Data rows >>
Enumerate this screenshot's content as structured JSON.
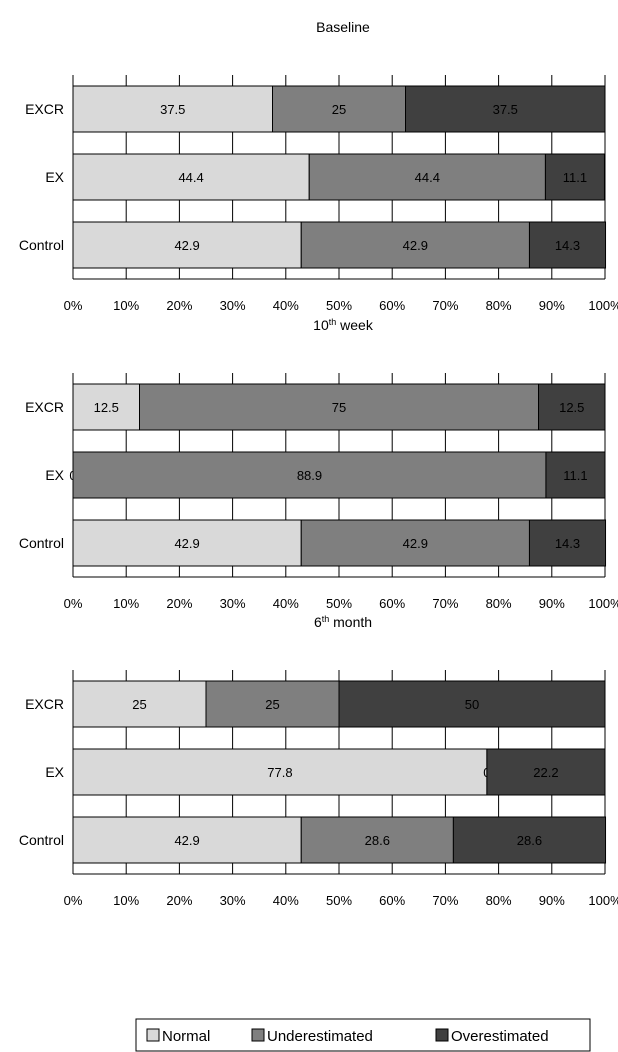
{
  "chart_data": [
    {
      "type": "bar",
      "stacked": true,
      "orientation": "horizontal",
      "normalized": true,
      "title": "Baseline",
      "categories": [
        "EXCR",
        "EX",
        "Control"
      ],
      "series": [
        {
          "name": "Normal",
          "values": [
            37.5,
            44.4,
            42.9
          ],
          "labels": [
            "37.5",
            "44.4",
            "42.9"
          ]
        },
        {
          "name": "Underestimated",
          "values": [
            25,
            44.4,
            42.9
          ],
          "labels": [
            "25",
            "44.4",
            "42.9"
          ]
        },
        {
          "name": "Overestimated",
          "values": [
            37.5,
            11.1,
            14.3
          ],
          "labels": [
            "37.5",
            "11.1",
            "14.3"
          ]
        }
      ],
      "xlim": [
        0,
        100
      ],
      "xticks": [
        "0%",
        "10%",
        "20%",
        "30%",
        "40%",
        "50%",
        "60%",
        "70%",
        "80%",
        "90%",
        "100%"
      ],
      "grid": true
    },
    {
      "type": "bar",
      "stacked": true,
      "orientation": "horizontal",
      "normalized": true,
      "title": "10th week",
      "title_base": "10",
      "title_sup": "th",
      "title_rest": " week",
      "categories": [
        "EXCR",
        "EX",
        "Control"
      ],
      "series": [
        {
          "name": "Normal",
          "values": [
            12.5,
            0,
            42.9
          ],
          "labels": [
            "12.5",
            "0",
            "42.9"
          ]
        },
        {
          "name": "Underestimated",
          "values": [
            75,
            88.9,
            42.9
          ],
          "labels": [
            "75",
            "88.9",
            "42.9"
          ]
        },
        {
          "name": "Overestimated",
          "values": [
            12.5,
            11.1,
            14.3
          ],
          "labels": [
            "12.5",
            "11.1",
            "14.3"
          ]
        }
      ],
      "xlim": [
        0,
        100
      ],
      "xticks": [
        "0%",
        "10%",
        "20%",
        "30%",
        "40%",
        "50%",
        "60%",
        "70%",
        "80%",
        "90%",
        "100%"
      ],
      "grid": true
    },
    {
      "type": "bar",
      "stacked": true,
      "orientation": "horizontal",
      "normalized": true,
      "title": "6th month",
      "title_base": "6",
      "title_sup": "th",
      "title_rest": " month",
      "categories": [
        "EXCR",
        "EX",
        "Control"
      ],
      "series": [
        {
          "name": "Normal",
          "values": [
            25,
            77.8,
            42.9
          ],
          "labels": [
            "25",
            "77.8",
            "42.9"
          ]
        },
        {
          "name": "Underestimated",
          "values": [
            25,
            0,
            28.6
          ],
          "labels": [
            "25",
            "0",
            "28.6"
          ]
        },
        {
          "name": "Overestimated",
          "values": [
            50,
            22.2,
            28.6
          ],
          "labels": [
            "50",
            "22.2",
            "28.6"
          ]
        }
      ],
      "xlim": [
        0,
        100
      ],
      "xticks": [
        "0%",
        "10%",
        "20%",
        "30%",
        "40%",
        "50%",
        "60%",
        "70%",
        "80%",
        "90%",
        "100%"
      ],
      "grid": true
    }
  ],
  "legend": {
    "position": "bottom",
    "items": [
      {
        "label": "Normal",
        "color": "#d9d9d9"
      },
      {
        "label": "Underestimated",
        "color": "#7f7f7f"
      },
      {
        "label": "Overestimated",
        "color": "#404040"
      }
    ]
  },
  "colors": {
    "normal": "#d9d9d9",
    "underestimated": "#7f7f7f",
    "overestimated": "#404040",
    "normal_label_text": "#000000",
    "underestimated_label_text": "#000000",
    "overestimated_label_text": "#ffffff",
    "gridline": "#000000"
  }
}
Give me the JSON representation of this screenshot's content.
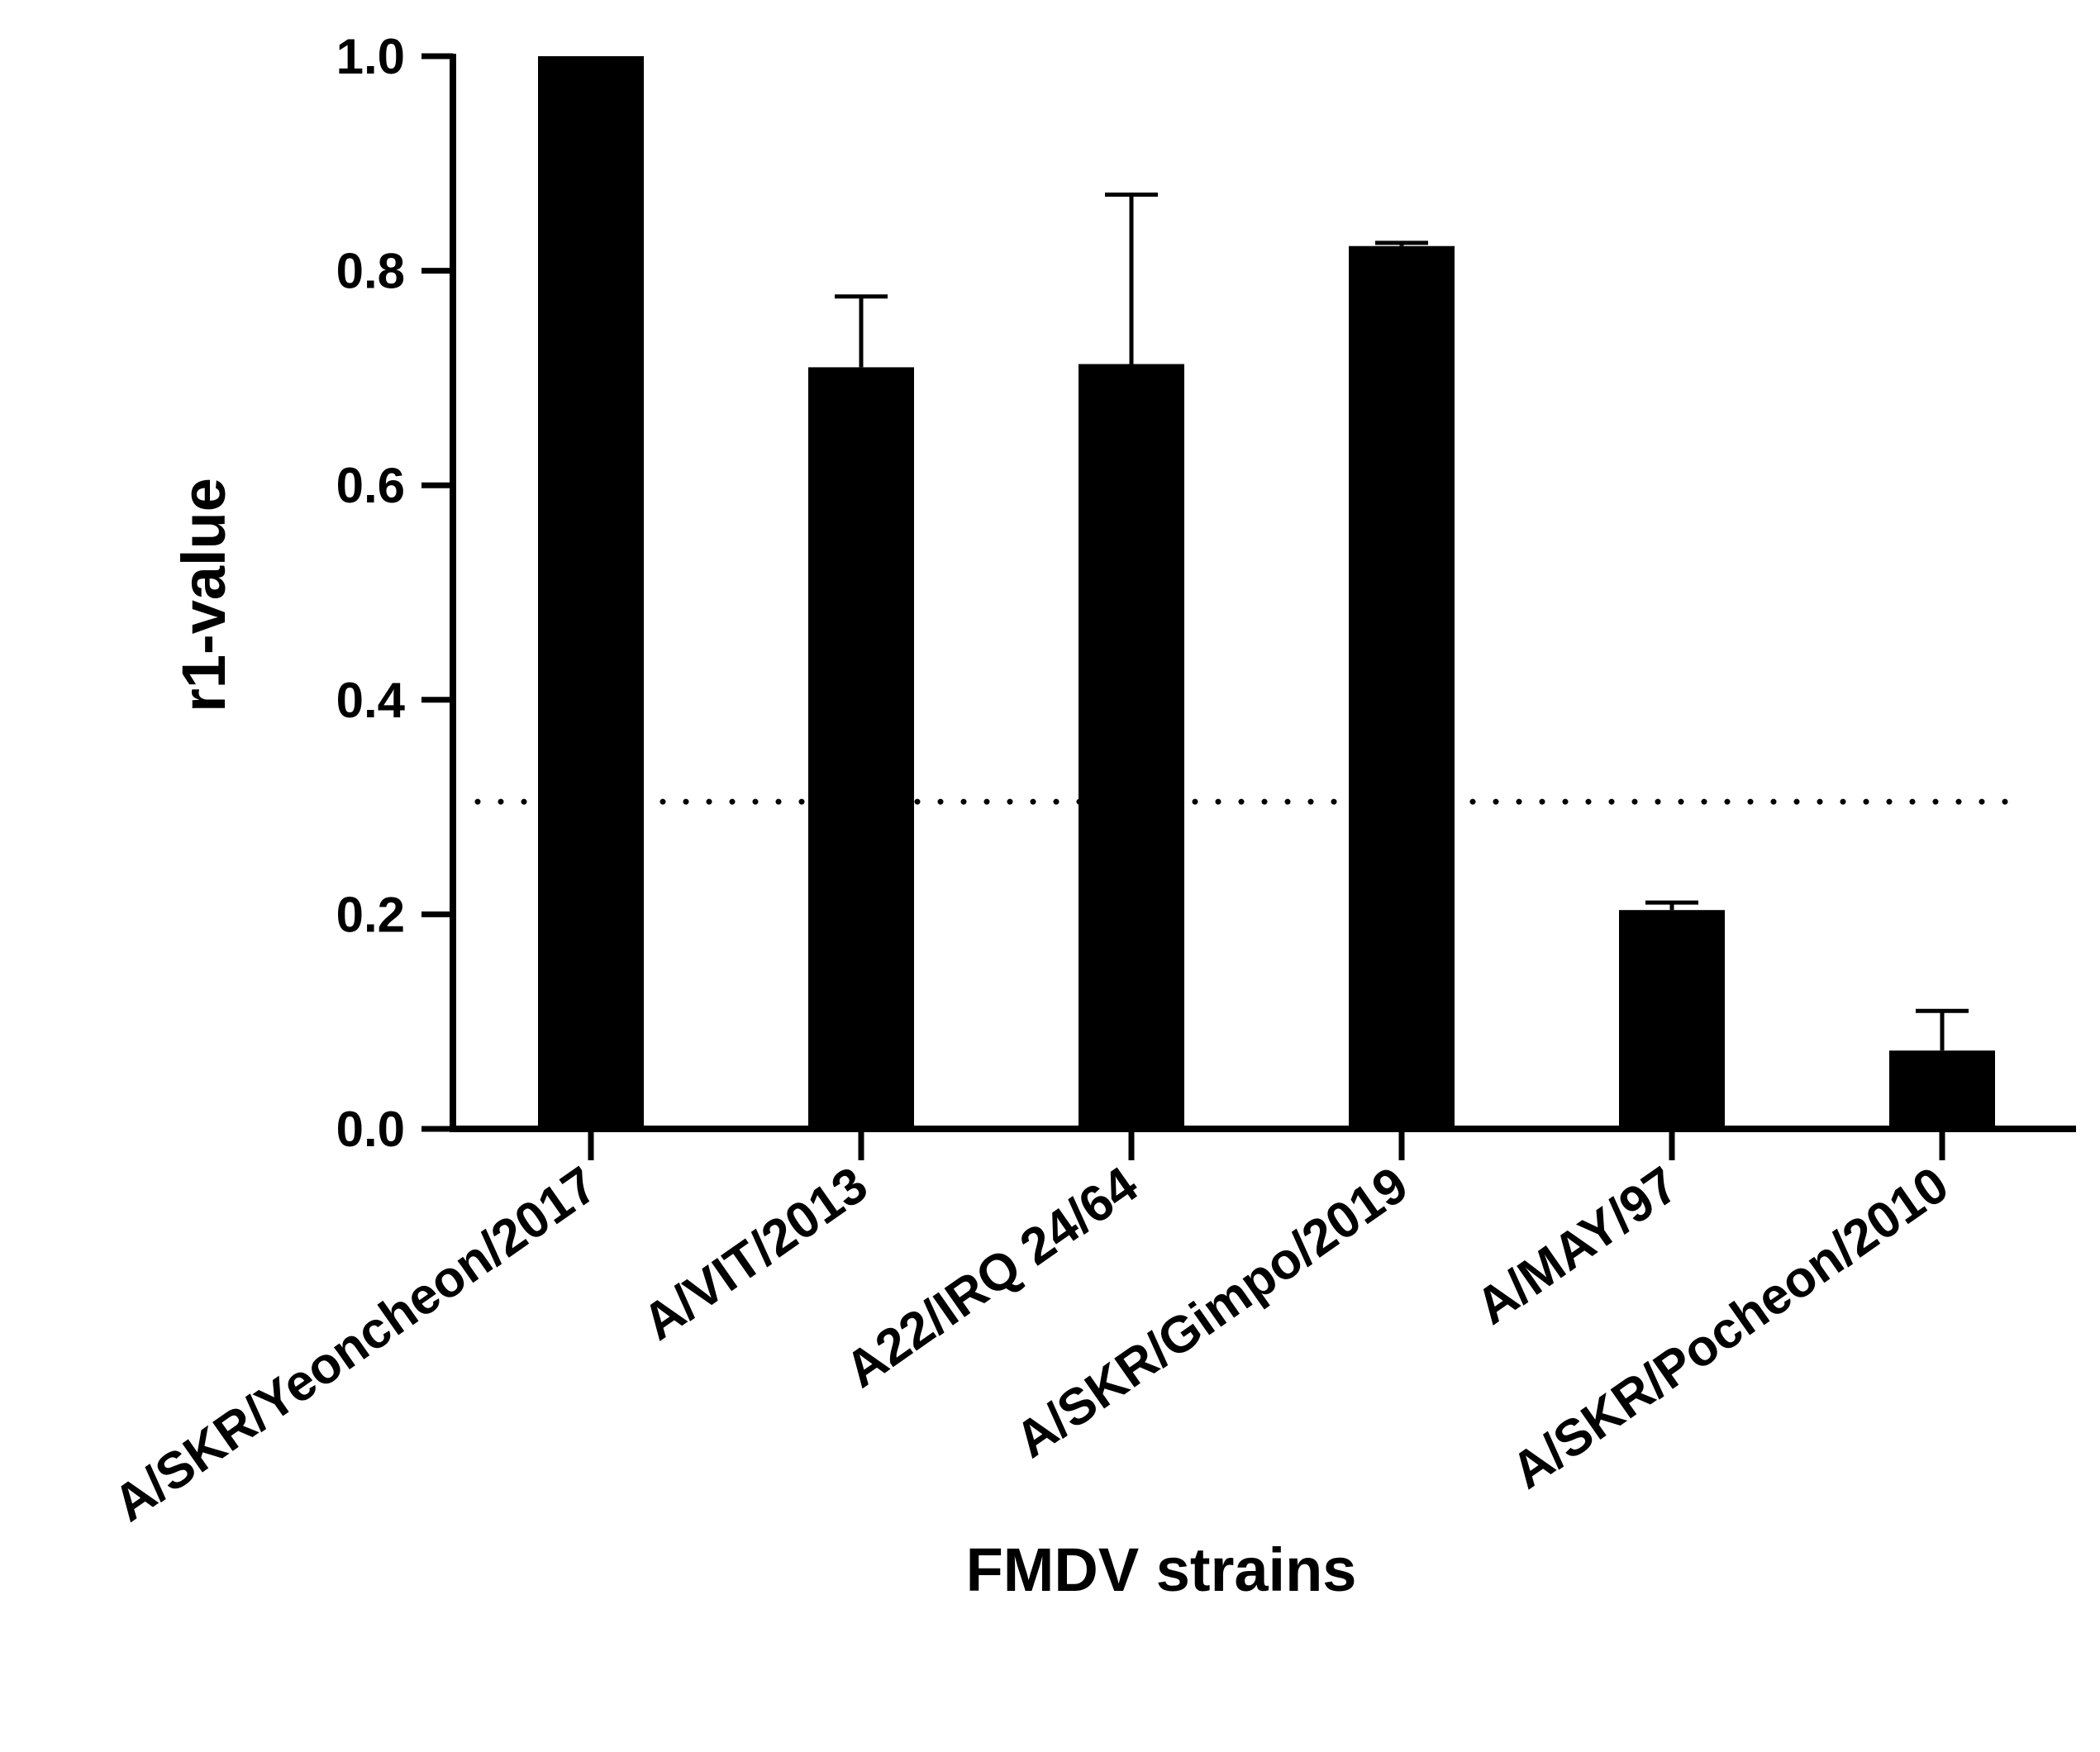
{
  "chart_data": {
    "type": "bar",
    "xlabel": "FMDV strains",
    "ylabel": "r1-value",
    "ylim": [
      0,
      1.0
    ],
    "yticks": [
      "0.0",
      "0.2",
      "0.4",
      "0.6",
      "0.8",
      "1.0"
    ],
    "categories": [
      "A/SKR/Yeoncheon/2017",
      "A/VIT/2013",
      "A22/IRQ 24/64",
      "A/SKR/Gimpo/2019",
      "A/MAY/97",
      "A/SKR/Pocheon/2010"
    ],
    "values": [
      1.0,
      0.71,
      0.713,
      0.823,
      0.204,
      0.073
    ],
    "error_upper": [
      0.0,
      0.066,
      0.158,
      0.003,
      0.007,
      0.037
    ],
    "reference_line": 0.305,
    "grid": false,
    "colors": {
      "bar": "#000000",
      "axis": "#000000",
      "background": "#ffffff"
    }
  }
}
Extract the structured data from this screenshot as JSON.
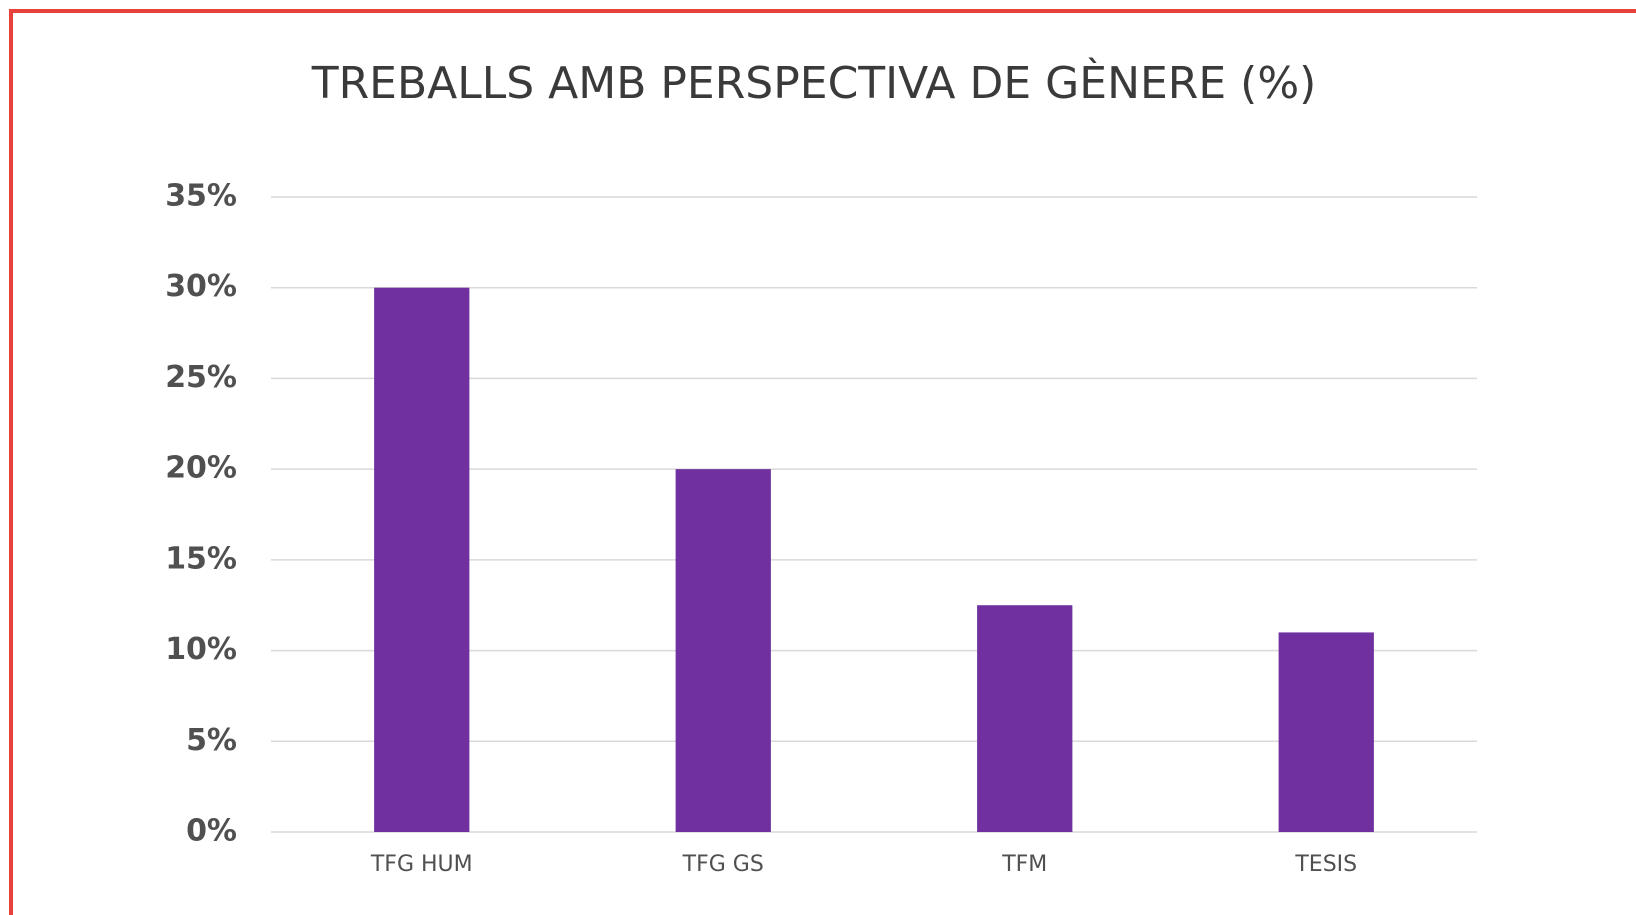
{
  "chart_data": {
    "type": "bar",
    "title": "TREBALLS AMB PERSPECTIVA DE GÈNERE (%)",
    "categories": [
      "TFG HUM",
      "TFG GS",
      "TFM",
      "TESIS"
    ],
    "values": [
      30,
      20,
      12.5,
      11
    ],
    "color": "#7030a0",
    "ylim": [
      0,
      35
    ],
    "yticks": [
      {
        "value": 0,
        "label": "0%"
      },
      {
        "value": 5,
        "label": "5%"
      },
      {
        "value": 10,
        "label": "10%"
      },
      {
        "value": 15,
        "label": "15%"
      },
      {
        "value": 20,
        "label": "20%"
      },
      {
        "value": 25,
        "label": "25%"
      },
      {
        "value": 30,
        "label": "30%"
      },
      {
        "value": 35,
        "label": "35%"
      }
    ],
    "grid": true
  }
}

Instructions for the task >>
Repeat all of the entries word for word, but omit the pictures.

Correct response >>
Enumerate this screenshot's content as structured JSON.
{
  "chart_data": [
    {
      "type": "bar",
      "stacked": true,
      "orientation": "horizontal",
      "normalized": true,
      "title": "Baseline",
      "categories": [
        "EXCR",
        "EX",
        "Control"
      ],
      "series": [
        {
          "name": "Normal",
          "values": [
            37.5,
            44.4,
            42.9
          ],
          "labels": [
            "37.5",
            "44.4",
            "42.9"
          ]
        },
        {
          "name": "Underestimated",
          "values": [
            25,
            44.4,
            42.9
          ],
          "labels": [
            "25",
            "44.4",
            "42.9"
          ]
        },
        {
          "name": "Overestimated",
          "values": [
            37.5,
            11.1,
            14.3
          ],
          "labels": [
            "37.5",
            "11.1",
            "14.3"
          ]
        }
      ],
      "xlim": [
        0,
        100
      ],
      "xticks": [
        "0%",
        "10%",
        "20%",
        "30%",
        "40%",
        "50%",
        "60%",
        "70%",
        "80%",
        "90%",
        "100%"
      ],
      "grid": true
    },
    {
      "type": "bar",
      "stacked": true,
      "orientation": "horizontal",
      "normalized": true,
      "title": "10th week",
      "title_base": "10",
      "title_sup": "th",
      "title_rest": " week",
      "categories": [
        "EXCR",
        "EX",
        "Control"
      ],
      "series": [
        {
          "name": "Normal",
          "values": [
            12.5,
            0,
            42.9
          ],
          "labels": [
            "12.5",
            "0",
            "42.9"
          ]
        },
        {
          "name": "Underestimated",
          "values": [
            75,
            88.9,
            42.9
          ],
          "labels": [
            "75",
            "88.9",
            "42.9"
          ]
        },
        {
          "name": "Overestimated",
          "values": [
            12.5,
            11.1,
            14.3
          ],
          "labels": [
            "12.5",
            "11.1",
            "14.3"
          ]
        }
      ],
      "xlim": [
        0,
        100
      ],
      "xticks": [
        "0%",
        "10%",
        "20%",
        "30%",
        "40%",
        "50%",
        "60%",
        "70%",
        "80%",
        "90%",
        "100%"
      ],
      "grid": true
    },
    {
      "type": "bar",
      "stacked": true,
      "orientation": "horizontal",
      "normalized": true,
      "title": "6th month",
      "title_base": "6",
      "title_sup": "th",
      "title_rest": " month",
      "categories": [
        "EXCR",
        "EX",
        "Control"
      ],
      "series": [
        {
          "name": "Normal",
          "values": [
            25,
            77.8,
            42.9
          ],
          "labels": [
            "25",
            "77.8",
            "42.9"
          ]
        },
        {
          "name": "Underestimated",
          "values": [
            25,
            0,
            28.6
          ],
          "labels": [
            "25",
            "0",
            "28.6"
          ]
        },
        {
          "name": "Overestimated",
          "values": [
            50,
            22.2,
            28.6
          ],
          "labels": [
            "50",
            "22.2",
            "28.6"
          ]
        }
      ],
      "xlim": [
        0,
        100
      ],
      "xticks": [
        "0%",
        "10%",
        "20%",
        "30%",
        "40%",
        "50%",
        "60%",
        "70%",
        "80%",
        "90%",
        "100%"
      ],
      "grid": true
    }
  ],
  "legend": {
    "position": "bottom",
    "items": [
      {
        "label": "Normal",
        "color": "#d9d9d9"
      },
      {
        "label": "Underestimated",
        "color": "#7f7f7f"
      },
      {
        "label": "Overestimated",
        "color": "#404040"
      }
    ]
  },
  "colors": {
    "normal": "#d9d9d9",
    "underestimated": "#7f7f7f",
    "overestimated": "#404040",
    "normal_label_text": "#000000",
    "underestimated_label_text": "#000000",
    "overestimated_label_text": "#ffffff",
    "gridline": "#000000"
  }
}
Give me the JSON representation of this screenshot's content.
{
  "chart_data": {
    "type": "bar",
    "xlabel": "FMDV strains",
    "ylabel": "r1-value",
    "ylim": [
      0,
      1.0
    ],
    "yticks": [
      "0.0",
      "0.2",
      "0.4",
      "0.6",
      "0.8",
      "1.0"
    ],
    "categories": [
      "A/SKR/Yeoncheon/2017",
      "A/VIT/2013",
      "A22/IRQ 24/64",
      "A/SKR/Gimpo/2019",
      "A/MAY/97",
      "A/SKR/Pocheon/2010"
    ],
    "values": [
      1.0,
      0.71,
      0.713,
      0.823,
      0.204,
      0.073
    ],
    "error_upper": [
      0.0,
      0.066,
      0.158,
      0.003,
      0.007,
      0.037
    ],
    "reference_line": 0.305,
    "grid": false,
    "colors": {
      "bar": "#000000",
      "axis": "#000000",
      "background": "#ffffff"
    }
  }
}
Extract the structured data from this screenshot as JSON.
{
  "chart_data": {
    "type": "bar",
    "title": "TREBALLS AMB PERSPECTIVA DE GÈNERE (%)",
    "categories": [
      "TFG HUM",
      "TFG GS",
      "TFM",
      "TESIS"
    ],
    "values": [
      30,
      20,
      12.5,
      11
    ],
    "color": "#7030a0",
    "ylim": [
      0,
      35
    ],
    "yticks": [
      {
        "value": 0,
        "label": "0%"
      },
      {
        "value": 5,
        "label": "5%"
      },
      {
        "value": 10,
        "label": "10%"
      },
      {
        "value": 15,
        "label": "15%"
      },
      {
        "value": 20,
        "label": "20%"
      },
      {
        "value": 25,
        "label": "25%"
      },
      {
        "value": 30,
        "label": "30%"
      },
      {
        "value": 35,
        "label": "35%"
      }
    ],
    "grid": true
  }
}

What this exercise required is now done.